◆ TEXT SHOWN ◆
%%

The Early Church

Although a church has been said to have been located on the present site since Saxon times, Christchurch itself was a densely wooded area during that period, probably not very populated and said to be a continuation of nearby Wentwood. There is little specific mention of a church in any ancient documents.

A.G. Spink, in “The History of Holy Trinity Church” (1965), writes that the first real reference to the existence of the south door to the Norman church was in the Goldcliff charters, circa 1112. This evidence suggests that the church has been a centre of worship for over 850 years.

Over the years the church was altered very little until the fifteenth century when considerable reconstruction work was carried with the aisles being rebuilt and various windows renovated.

Damaged by Fires

Apart from minor alterations in the fabric, Holy Trinity Church remained undisturbed until 1877, when the local paper reported that a destructive fire had broken out. The fire was thought to be caused by an overheating stove, used to warm the church, completely destroying the roof and leaving the church wrecked.

%%

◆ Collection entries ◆
%%

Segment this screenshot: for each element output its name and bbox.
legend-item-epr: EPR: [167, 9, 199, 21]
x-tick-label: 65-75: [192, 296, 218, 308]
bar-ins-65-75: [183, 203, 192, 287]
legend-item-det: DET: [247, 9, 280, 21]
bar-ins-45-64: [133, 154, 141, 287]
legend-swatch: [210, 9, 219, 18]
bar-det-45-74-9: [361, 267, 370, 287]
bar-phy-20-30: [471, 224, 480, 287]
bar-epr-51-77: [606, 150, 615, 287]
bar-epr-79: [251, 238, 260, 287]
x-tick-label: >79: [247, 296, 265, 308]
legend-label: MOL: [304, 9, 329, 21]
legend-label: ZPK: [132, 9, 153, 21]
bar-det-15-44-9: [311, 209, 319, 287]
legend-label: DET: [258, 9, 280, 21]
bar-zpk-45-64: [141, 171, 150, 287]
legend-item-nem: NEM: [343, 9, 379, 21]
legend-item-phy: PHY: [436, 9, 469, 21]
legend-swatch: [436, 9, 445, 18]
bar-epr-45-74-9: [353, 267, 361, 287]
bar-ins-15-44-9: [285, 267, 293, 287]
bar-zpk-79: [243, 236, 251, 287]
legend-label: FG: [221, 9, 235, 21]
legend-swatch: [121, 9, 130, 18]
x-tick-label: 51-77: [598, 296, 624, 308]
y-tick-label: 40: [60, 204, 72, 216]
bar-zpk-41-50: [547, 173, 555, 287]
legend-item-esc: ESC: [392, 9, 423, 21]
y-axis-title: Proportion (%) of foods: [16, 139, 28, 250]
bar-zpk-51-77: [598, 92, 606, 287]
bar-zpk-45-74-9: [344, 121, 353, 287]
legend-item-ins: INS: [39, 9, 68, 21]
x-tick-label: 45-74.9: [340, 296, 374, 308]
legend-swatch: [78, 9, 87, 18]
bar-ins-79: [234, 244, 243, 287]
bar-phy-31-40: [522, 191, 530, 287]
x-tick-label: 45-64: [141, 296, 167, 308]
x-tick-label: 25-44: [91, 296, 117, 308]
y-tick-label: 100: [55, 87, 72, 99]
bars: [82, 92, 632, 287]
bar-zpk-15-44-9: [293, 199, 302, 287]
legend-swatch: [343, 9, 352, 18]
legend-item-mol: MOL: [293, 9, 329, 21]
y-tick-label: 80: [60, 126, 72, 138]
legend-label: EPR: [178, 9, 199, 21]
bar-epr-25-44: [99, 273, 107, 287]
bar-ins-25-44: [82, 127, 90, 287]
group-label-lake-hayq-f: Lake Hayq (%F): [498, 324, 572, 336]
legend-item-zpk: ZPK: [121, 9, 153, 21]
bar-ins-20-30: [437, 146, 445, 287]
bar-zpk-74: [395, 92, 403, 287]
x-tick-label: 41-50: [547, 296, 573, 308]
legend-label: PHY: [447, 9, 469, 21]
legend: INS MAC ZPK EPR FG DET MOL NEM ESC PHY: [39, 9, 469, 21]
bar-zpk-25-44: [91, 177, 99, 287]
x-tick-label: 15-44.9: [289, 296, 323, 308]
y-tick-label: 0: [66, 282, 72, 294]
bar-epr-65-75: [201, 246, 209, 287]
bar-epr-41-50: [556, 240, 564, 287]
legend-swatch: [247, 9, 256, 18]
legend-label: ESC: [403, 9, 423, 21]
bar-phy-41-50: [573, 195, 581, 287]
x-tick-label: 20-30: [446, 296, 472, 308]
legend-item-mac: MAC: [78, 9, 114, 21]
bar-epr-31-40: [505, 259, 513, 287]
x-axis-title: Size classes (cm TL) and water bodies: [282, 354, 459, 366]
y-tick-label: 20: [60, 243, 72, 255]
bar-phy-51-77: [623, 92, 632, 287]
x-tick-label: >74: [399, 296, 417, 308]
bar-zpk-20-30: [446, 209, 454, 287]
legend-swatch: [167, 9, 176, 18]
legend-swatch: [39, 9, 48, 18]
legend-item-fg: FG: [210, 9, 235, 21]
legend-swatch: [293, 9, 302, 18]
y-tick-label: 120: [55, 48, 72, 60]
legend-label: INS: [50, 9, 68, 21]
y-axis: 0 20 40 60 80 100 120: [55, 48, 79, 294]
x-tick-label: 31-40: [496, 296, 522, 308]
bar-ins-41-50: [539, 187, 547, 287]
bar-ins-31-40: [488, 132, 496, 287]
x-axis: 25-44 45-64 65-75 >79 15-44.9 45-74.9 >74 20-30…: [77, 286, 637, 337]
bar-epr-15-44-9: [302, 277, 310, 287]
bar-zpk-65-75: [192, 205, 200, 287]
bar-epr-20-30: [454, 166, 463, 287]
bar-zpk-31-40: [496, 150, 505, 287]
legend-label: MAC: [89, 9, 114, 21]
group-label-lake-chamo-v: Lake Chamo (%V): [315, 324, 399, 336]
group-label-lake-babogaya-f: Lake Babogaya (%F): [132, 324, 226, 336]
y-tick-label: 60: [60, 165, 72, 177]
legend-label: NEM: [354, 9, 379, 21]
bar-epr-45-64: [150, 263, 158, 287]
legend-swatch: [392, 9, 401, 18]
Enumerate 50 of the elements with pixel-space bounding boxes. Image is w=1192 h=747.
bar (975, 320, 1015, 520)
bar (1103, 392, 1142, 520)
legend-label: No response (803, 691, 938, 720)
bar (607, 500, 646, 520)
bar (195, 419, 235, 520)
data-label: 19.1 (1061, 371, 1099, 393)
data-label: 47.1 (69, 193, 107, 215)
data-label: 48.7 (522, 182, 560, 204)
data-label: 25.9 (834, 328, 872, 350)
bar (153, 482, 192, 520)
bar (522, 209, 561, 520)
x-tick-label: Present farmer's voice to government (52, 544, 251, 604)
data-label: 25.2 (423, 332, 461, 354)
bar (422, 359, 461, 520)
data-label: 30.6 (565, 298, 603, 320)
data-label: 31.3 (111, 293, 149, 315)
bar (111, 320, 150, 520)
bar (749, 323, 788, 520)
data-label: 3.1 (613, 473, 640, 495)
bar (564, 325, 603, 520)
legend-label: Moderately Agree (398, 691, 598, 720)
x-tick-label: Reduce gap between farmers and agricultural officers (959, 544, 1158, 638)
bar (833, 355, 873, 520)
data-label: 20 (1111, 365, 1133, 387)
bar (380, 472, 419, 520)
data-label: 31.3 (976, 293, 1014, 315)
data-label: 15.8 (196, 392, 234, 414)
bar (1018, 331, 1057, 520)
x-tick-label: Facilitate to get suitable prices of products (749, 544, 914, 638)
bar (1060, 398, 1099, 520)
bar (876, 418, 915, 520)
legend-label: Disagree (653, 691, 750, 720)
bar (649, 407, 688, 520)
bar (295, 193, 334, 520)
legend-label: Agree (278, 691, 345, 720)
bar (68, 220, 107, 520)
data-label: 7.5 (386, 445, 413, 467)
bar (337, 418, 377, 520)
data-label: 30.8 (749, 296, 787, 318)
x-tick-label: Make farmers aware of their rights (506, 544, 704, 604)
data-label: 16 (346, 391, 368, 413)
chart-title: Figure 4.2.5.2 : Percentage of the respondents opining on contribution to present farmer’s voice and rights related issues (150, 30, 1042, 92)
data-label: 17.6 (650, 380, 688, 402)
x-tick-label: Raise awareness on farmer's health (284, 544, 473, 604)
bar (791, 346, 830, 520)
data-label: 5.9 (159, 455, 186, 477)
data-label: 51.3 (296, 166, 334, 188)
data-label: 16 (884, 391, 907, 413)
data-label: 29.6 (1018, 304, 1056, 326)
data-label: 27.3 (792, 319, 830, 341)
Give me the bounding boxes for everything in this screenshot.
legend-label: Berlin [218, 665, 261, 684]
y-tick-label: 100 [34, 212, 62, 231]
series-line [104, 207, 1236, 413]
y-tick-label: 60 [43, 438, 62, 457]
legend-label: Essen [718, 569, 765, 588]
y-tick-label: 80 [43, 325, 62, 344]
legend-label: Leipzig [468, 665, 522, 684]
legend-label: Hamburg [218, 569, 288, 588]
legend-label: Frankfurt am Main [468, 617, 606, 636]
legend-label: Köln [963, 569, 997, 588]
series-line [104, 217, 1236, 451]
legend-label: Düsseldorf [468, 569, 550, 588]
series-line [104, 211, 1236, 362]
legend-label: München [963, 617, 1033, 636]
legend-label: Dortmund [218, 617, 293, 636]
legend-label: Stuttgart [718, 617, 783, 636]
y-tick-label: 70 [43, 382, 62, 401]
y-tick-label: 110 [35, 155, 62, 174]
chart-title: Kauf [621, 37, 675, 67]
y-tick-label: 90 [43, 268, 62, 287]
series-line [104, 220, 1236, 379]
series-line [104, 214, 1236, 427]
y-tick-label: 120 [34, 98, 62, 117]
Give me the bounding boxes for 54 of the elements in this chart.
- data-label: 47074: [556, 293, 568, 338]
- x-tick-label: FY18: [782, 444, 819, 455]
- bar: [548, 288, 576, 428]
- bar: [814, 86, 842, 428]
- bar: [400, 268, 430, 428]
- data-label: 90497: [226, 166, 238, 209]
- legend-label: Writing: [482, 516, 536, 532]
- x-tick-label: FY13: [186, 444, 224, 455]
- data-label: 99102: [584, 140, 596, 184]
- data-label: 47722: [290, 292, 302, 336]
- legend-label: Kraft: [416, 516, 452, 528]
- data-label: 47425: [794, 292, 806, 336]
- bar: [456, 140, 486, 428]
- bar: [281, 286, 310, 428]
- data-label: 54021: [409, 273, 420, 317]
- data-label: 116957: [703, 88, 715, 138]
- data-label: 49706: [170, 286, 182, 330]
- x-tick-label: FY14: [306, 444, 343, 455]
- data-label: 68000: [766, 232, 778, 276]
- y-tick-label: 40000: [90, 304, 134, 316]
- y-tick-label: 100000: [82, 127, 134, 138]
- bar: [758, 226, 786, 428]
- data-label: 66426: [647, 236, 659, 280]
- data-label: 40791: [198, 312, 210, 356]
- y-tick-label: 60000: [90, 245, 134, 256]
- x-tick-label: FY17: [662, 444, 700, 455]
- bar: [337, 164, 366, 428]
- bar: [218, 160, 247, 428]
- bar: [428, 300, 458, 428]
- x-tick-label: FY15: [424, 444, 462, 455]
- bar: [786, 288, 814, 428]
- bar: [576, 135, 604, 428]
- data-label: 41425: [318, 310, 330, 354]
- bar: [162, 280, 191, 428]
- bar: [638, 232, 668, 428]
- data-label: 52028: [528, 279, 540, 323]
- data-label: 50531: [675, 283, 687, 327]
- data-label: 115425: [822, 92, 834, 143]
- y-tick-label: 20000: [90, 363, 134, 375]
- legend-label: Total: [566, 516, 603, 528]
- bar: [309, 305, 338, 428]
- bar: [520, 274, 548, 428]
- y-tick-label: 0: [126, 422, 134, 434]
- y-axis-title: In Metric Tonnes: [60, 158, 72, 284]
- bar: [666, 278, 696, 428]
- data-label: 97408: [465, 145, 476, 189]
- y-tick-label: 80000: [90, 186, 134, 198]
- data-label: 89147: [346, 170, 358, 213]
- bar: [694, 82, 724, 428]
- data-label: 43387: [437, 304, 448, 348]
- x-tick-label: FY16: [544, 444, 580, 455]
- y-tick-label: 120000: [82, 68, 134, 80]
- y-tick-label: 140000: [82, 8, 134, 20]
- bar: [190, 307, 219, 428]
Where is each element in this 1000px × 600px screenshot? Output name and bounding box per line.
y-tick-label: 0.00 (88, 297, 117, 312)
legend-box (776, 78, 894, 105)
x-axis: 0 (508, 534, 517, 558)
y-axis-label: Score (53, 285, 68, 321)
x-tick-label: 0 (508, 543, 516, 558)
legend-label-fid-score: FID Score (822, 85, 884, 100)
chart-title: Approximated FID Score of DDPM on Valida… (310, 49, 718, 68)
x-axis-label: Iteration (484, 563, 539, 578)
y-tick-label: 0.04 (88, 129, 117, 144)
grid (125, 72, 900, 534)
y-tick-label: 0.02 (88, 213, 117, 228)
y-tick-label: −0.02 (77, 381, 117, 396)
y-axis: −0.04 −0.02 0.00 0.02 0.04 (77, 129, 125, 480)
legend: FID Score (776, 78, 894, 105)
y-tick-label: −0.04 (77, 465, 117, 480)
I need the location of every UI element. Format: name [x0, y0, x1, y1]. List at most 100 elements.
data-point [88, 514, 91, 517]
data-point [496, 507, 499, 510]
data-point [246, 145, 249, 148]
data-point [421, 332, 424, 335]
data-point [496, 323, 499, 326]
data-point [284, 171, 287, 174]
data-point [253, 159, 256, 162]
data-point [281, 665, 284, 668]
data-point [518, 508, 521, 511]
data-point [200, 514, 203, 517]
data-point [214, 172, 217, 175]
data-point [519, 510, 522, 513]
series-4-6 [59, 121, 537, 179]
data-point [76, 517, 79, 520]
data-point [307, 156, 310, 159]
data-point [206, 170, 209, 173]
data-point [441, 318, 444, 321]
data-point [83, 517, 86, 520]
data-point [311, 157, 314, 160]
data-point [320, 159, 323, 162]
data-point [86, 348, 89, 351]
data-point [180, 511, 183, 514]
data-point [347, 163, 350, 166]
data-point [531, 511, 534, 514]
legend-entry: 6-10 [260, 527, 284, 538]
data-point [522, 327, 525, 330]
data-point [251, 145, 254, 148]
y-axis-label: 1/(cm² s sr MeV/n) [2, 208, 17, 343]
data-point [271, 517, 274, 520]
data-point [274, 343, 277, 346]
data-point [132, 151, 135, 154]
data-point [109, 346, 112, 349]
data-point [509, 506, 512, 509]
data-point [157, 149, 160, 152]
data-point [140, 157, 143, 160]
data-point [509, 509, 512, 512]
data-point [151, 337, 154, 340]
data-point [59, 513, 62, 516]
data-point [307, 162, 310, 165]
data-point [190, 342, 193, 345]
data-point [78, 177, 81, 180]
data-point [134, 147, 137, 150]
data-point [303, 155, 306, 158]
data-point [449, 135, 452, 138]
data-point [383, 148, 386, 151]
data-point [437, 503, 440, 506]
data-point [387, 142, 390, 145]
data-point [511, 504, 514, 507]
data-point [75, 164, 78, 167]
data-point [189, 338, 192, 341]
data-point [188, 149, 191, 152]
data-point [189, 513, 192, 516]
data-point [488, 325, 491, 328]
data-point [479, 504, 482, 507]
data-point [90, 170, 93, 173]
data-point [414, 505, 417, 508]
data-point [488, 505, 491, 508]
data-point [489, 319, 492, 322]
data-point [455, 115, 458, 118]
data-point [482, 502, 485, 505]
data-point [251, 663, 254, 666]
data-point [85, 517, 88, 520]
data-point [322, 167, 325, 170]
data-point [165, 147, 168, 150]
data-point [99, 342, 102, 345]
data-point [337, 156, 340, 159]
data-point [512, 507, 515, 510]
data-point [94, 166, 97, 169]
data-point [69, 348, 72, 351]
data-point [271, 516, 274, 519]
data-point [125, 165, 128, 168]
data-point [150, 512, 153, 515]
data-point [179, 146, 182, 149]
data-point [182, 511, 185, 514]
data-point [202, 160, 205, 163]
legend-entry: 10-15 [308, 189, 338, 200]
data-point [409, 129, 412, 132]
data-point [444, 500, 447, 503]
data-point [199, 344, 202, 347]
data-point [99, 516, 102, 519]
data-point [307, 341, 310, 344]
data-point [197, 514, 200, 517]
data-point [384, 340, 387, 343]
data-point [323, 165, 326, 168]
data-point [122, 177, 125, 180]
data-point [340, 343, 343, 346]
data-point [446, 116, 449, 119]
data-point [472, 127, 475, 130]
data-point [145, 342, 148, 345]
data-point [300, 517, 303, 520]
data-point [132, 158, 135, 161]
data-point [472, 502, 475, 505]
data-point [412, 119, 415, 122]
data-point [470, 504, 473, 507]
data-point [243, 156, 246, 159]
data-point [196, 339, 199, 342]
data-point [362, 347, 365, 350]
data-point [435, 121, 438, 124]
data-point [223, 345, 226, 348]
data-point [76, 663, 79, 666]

%%

◆ INSTRUCTIONS ◆
A. According to the church history text, what was thought to have caused the fire of 1877?
B. List every year written as a four-digit number in the church history text, in the order they appear.
C. Please copy the passage of the church history text that begins at the words "Apart from minor" and stops after the words "the church wrecked.".

◆ SOLUTIONS TO THE TASKS ◆
A. An overheating stove used to warm the church.

B. 1965, 1112, 1877

C.
Apart from minor alterations in the fabric, Holy Trinity Church remained undisturbed until 1877, when the local paper reported that a destructive fire had broken out. The fire was thought to be caused by an overheating stove, used to warm the church, completely destroying the roof and leaving the church wrecked.